Take down each entry exactly as written.

[Dataset entries]
———
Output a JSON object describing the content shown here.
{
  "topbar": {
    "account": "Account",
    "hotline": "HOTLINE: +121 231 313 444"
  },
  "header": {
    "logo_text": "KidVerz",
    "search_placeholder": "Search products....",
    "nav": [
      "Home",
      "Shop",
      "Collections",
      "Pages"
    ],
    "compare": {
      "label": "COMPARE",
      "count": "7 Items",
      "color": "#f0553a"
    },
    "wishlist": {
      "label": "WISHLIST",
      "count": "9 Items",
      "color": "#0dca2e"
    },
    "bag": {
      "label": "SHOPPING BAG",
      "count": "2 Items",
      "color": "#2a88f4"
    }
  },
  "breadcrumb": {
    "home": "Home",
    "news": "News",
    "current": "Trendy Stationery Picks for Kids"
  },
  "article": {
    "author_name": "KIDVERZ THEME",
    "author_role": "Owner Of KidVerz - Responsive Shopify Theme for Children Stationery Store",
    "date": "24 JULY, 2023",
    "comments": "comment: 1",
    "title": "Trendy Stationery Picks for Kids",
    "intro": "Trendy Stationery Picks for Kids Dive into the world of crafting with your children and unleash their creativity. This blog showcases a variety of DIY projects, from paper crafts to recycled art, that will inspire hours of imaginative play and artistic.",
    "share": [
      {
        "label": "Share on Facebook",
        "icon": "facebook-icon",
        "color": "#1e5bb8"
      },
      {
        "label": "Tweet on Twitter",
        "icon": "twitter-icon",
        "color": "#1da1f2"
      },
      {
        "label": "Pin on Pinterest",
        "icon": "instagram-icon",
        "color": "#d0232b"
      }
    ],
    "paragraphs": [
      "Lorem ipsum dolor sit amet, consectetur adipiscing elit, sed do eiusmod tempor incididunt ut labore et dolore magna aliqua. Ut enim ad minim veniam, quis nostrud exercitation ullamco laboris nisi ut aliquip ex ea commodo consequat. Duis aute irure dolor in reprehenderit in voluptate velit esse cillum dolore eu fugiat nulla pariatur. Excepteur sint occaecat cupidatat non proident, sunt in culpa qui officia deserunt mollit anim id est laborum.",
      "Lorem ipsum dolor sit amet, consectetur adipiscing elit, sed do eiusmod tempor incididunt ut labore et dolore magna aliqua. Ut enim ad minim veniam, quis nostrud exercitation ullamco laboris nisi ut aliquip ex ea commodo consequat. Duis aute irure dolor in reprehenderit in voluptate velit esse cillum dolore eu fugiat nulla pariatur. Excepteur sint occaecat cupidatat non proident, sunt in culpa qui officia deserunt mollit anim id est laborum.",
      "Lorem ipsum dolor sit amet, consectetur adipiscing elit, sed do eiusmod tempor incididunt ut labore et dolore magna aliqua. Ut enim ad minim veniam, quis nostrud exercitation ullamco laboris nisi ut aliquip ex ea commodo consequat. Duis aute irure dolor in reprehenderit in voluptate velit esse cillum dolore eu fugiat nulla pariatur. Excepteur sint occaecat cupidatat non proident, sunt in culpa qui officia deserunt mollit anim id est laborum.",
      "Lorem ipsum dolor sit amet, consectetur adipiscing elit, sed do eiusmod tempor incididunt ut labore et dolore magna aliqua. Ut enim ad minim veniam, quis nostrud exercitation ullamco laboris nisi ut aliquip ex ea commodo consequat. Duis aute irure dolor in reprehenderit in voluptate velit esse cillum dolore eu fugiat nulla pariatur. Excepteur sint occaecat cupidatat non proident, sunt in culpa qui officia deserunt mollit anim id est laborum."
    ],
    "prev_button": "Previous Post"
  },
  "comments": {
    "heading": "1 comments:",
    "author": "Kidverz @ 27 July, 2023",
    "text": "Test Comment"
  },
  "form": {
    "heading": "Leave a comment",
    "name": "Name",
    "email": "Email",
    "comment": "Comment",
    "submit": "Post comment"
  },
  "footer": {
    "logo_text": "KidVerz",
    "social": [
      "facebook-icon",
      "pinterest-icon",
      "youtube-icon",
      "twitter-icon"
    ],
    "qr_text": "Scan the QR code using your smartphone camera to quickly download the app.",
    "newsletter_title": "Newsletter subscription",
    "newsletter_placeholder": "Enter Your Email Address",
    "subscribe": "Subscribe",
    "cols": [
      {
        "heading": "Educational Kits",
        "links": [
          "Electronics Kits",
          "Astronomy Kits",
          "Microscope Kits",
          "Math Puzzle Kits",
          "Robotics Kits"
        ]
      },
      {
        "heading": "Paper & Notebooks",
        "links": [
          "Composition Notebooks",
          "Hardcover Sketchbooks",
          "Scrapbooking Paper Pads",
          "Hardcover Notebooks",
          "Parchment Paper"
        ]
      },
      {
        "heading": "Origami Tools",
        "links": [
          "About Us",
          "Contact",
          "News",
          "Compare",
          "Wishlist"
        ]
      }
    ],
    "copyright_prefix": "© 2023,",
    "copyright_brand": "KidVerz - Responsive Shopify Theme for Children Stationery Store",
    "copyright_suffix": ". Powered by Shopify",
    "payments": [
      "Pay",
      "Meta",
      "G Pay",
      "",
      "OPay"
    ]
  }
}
———
SOLVED EXERCISE:
Output a JSON object describing the content shown here.
{
  "topbar": {
    "account": "Account",
    "hotline": "HOTLINE: +121 231 313 444"
  },
  "header": {
    "logo_text": "KidVerz",
    "search_placeholder": "Search products....",
    "nav": [
      "Home",
      "Shop",
      "Collections",
      "Pages"
    ],
    "compare": {
      "label": "COMPARE",
      "count": "7 Items",
      "color": "#f0553a"
    },
    "wishlist": {
      "label": "WISHLIST",
      "count": "9 Items",
      "color": "#0dca2e"
    },
    "bag": {
      "label": "SHOPPING BAG",
      "count": "2 Items",
      "color": "#2a88f4"
    }
  },
  "breadcrumb": {
    "home": "Home",
    "news": "News",
    "current": "Trendy Stationery Picks for Kids"
  },
  "article": {
    "author_name": "KIDVERZ THEME",
    "author_role": "Owner Of KidVerz - Responsive Shopify Theme for Children Stationery Store",
    "date": "24 JULY, 2023",
    "comments": "comment: 1",
    "title": "Trendy Stationery Picks for Kids",
    "intro": "Trendy Stationery Picks for Kids Dive into the world of crafting with your children and unleash their creativity. This blog showcases a variety of DIY projects, from paper crafts to recycled art, that will inspire hours of imaginative play and artistic.",
    "share": [
      {
        "label": "Share on Facebook",
        "icon": "facebook-icon",
        "color": "#1e5bb8"
      },
      {
        "label": "Tweet on Twitter",
        "icon": "twitter-icon",
        "color": "#1da1f2"
      },
      {
        "label": "Pin on Pinterest",
        "icon": "instagram-icon",
        "color": "#d0232b"
      }
    ],
    "paragraphs": [
      "Lorem ipsum dolor sit amet, consectetur adipiscing elit, sed do eiusmod tempor incididunt ut labore et dolore magna aliqua. Ut enim ad minim veniam, quis nostrud exercitation ullamco laboris nisi ut aliquip ex ea commodo consequat. Duis aute irure dolor in reprehenderit in voluptate velit esse cillum dolore eu fugiat nulla pariatur. Excepteur sint occaecat cupidatat non proident, sunt in culpa qui officia deserunt mollit anim id est laborum.",
      "Lorem ipsum dolor sit amet, consectetur adipiscing elit, sed do eiusmod tempor incididunt ut labore et dolore magna aliqua. Ut enim ad minim veniam, quis nostrud exercitation ullamco laboris nisi ut aliquip ex ea commodo consequat. Duis aute irure dolor in reprehenderit in voluptate velit esse cillum dolore eu fugiat nulla pariatur. Excepteur sint occaecat cupidatat non proident, sunt in culpa qui officia deserunt mollit anim id est laborum.",
      "Lorem ipsum dolor sit amet, consectetur adipiscing elit, sed do eiusmod tempor incididunt ut labore et dolore magna aliqua. Ut enim ad minim veniam, quis nostrud exercitation ullamco laboris nisi ut aliquip ex ea commodo consequat. Duis aute irure dolor in reprehenderit in voluptate velit esse cillum dolore eu fugiat nulla pariatur. Excepteur sint occaecat cupidatat non proident, sunt in culpa qui officia deserunt mollit anim id est laborum.",
      "Lorem ipsum dolor sit amet, consectetur adipiscing elit, sed do eiusmod tempor incididunt ut labore et dolore magna aliqua. Ut enim ad minim veniam, quis nostrud exercitation ullamco laboris nisi ut aliquip ex ea commodo consequat. Duis aute irure dolor in reprehenderit in voluptate velit esse cillum dolore eu fugiat nulla pariatur. Excepteur sint occaecat cupidatat non proident, sunt in culpa qui officia deserunt mollit anim id est laborum."
    ],
    "prev_button": "Previous Post"
  },
  "comments": {
    "heading": "1 comments:",
    "author": "Kidverz @ 27 July, 2023",
    "text": "Test Comment"
  },
  "form": {
    "heading": "Leave a comment",
    "name": "Name",
    "email": "Email",
    "comment": "Comment",
    "submit": "Post comment"
  },
  "footer": {
    "logo_text": "KidVerz",
    "social": [
      "facebook-icon",
      "pinterest-icon",
      "youtube-icon",
      "twitter-icon"
    ],
    "qr_text": "Scan the QR code using your smartphone camera to quickly download the app.",
    "newsletter_title": "Newsletter subscription",
    "newsletter_placeholder": "Enter Your Email Address",
    "subscribe": "Subscribe",
    "cols": [
      {
        "heading": "Educational Kits",
        "links": [
          "Electronics Kits",
          "Astronomy Kits",
          "Microscope Kits",
          "Math Puzzle Kits",
          "Robotics Kits"
        ]
      },
      {
        "heading": "Paper & Notebooks",
        "links": [
          "Composition Notebooks",
          "Hardcover Sketchbooks",
          "Scrapbooking Paper Pads",
          "Hardcover Notebooks",
          "Parchment Paper"
        ]
      },
      {
        "heading": "Origami Tools",
        "links": [
          "About Us",
          "Contact",
          "News",
          "Compare",
          "Wishlist"
        ]
      }
    ],
    "copyright_prefix": "© 2023,",
    "copyright_brand": "KidVerz - Responsive Shopify Theme for Children Stationery Store",
    "copyright_suffix": ". Powered by Shopify",
    "payments": [
      "Pay",
      "Meta",
      "G Pay",
      "",
      "OPay"
    ]
  }
}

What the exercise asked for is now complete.